(begin)

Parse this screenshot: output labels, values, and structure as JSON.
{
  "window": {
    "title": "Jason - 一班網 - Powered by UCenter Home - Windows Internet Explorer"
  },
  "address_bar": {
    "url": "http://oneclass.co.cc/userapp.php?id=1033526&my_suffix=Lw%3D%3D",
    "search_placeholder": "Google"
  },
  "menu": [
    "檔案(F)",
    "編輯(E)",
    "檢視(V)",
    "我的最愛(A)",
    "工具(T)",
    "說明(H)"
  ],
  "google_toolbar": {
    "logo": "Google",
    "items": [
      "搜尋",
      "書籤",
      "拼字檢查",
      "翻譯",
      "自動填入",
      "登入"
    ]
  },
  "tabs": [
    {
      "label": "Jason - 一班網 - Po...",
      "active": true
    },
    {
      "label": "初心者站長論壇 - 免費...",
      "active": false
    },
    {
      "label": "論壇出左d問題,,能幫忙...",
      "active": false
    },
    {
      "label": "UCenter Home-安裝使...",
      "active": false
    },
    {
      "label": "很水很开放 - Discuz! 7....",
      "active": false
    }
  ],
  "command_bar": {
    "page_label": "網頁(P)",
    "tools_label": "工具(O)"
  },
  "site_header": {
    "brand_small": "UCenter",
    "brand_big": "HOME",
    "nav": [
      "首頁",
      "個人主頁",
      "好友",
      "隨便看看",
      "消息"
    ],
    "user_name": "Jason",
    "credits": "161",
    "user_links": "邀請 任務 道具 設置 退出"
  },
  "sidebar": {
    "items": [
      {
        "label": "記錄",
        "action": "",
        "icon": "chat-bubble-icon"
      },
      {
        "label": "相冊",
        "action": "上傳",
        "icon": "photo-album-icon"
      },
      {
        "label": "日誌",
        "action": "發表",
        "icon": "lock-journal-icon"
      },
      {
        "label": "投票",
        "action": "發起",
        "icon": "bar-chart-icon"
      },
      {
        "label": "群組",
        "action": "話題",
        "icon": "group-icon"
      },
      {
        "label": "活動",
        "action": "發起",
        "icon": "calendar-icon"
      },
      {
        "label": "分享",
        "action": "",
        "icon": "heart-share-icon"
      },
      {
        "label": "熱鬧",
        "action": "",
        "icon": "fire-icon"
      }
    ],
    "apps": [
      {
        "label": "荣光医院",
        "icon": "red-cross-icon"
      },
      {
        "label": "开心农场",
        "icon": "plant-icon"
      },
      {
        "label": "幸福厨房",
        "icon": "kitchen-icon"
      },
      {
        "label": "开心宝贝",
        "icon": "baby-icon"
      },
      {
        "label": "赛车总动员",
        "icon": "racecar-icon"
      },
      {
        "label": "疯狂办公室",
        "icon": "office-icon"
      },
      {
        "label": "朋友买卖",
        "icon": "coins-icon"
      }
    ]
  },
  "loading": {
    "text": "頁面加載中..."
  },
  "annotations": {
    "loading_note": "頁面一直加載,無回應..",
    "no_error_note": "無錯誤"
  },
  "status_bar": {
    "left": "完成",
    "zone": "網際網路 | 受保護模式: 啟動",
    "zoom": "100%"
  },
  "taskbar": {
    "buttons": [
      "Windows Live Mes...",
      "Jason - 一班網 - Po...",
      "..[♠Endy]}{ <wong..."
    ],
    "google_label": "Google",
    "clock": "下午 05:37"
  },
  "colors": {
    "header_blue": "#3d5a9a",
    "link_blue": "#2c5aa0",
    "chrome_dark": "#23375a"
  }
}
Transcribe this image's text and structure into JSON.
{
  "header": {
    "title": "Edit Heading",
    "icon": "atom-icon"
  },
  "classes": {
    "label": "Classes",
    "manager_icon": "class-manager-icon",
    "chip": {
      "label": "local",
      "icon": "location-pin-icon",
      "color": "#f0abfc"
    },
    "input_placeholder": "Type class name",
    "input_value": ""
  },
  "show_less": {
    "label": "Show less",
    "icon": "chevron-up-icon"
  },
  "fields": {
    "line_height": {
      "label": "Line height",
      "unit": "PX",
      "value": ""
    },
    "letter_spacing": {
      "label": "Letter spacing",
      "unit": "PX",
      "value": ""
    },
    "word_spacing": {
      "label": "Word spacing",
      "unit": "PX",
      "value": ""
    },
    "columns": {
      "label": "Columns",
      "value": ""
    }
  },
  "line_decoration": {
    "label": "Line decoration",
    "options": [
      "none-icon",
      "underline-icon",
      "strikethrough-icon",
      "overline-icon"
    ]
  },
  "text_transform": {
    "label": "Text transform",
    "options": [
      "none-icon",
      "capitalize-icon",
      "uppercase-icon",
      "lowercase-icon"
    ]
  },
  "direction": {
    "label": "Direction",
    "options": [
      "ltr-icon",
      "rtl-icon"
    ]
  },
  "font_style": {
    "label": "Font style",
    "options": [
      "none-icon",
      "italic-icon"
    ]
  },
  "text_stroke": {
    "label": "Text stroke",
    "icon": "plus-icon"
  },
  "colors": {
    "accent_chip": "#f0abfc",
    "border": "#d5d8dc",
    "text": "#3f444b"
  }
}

(end)

__Instruction__
Print out the whole listing exactly as it appears.

__Response below__
Parse this screenshot: output labels, values, and structure as JSON.
{
  "window": {
    "title": "Jason - 一班網 - Powered by UCenter Home - Windows Internet Explorer"
  },
  "address_bar": {
    "url": "http://oneclass.co.cc/userapp.php?id=1033526&my_suffix=Lw%3D%3D",
    "search_placeholder": "Google"
  },
  "menu": [
    "檔案(F)",
    "編輯(E)",
    "檢視(V)",
    "我的最愛(A)",
    "工具(T)",
    "說明(H)"
  ],
  "google_toolbar": {
    "logo": "Google",
    "items": [
      "搜尋",
      "書籤",
      "拼字檢查",
      "翻譯",
      "自動填入",
      "登入"
    ]
  },
  "tabs": [
    {
      "label": "Jason - 一班網 - Po...",
      "active": true
    },
    {
      "label": "初心者站長論壇 - 免費...",
      "active": false
    },
    {
      "label": "論壇出左d問題,,能幫忙...",
      "active": false
    },
    {
      "label": "UCenter Home-安裝使...",
      "active": false
    },
    {
      "label": "很水很开放 - Discuz! 7....",
      "active": false
    }
  ],
  "command_bar": {
    "page_label": "網頁(P)",
    "tools_label": "工具(O)"
  },
  "site_header": {
    "brand_small": "UCenter",
    "brand_big": "HOME",
    "nav": [
      "首頁",
      "個人主頁",
      "好友",
      "隨便看看",
      "消息"
    ],
    "user_name": "Jason",
    "credits": "161",
    "user_links": "邀請 任務 道具 設置 退出"
  },
  "sidebar": {
    "items": [
      {
        "label": "記錄",
        "action": "",
        "icon": "chat-bubble-icon"
      },
      {
        "label": "相冊",
        "action": "上傳",
        "icon": "photo-album-icon"
      },
      {
        "label": "日誌",
        "action": "發表",
        "icon": "lock-journal-icon"
      },
      {
        "label": "投票",
        "action": "發起",
        "icon": "bar-chart-icon"
      },
      {
        "label": "群組",
        "action": "話題",
        "icon": "group-icon"
      },
      {
        "label": "活動",
        "action": "發起",
        "icon": "calendar-icon"
      },
      {
        "label": "分享",
        "action": "",
        "icon": "heart-share-icon"
      },
      {
        "label": "熱鬧",
        "action": "",
        "icon": "fire-icon"
      }
    ],
    "apps": [
      {
        "label": "荣光医院",
        "icon": "red-cross-icon"
      },
      {
        "label": "开心农场",
        "icon": "plant-icon"
      },
      {
        "label": "幸福厨房",
        "icon": "kitchen-icon"
      },
      {
        "label": "开心宝贝",
        "icon": "baby-icon"
      },
      {
        "label": "赛车总动员",
        "icon": "racecar-icon"
      },
      {
        "label": "疯狂办公室",
        "icon": "office-icon"
      },
      {
        "label": "朋友买卖",
        "icon": "coins-icon"
      }
    ]
  },
  "loading": {
    "text": "頁面加載中..."
  },
  "annotations": {
    "loading_note": "頁面一直加載,無回應..",
    "no_error_note": "無錯誤"
  },
  "status_bar": {
    "left": "完成",
    "zone": "網際網路 | 受保護模式: 啟動",
    "zoom": "100%"
  },
  "taskbar": {
    "buttons": [
      "Windows Live Mes...",
      "Jason - 一班網 - Po...",
      "..[♠Endy]}{ <wong..."
    ],
    "google_label": "Google",
    "clock": "下午 05:37"
  },
  "colors": {
    "header_blue": "#3d5a9a",
    "link_blue": "#2c5aa0",
    "chrome_dark": "#23375a"
  }
}
Transcribe this image's text and structure into JSON.
{
  "header": {
    "title": "Edit Heading",
    "icon": "atom-icon"
  },
  "classes": {
    "label": "Classes",
    "manager_icon": "class-manager-icon",
    "chip": {
      "label": "local",
      "icon": "location-pin-icon",
      "color": "#f0abfc"
    },
    "input_placeholder": "Type class name",
    "input_value": ""
  },
  "show_less": {
    "label": "Show less",
    "icon": "chevron-up-icon"
  },
  "fields": {
    "line_height": {
      "label": "Line height",
      "unit": "PX",
      "value": ""
    },
    "letter_spacing": {
      "label": "Letter spacing",
      "unit": "PX",
      "value": ""
    },
    "word_spacing": {
      "label": "Word spacing",
      "unit": "PX",
      "value": ""
    },
    "columns": {
      "label": "Columns",
      "value": ""
    }
  },
  "line_decoration": {
    "label": "Line decoration",
    "options": [
      "none-icon",
      "underline-icon",
      "strikethrough-icon",
      "overline-icon"
    ]
  },
  "text_transform": {
    "label": "Text transform",
    "options": [
      "none-icon",
      "capitalize-icon",
      "uppercase-icon",
      "lowercase-icon"
    ]
  },
  "direction": {
    "label": "Direction",
    "options": [
      "ltr-icon",
      "rtl-icon"
    ]
  },
  "font_style": {
    "label": "Font style",
    "options": [
      "none-icon",
      "italic-icon"
    ]
  },
  "text_stroke": {
    "label": "Text stroke",
    "icon": "plus-icon"
  },
  "colors": {
    "accent_chip": "#f0abfc",
    "border": "#d5d8dc",
    "text": "#3f444b"
  }
}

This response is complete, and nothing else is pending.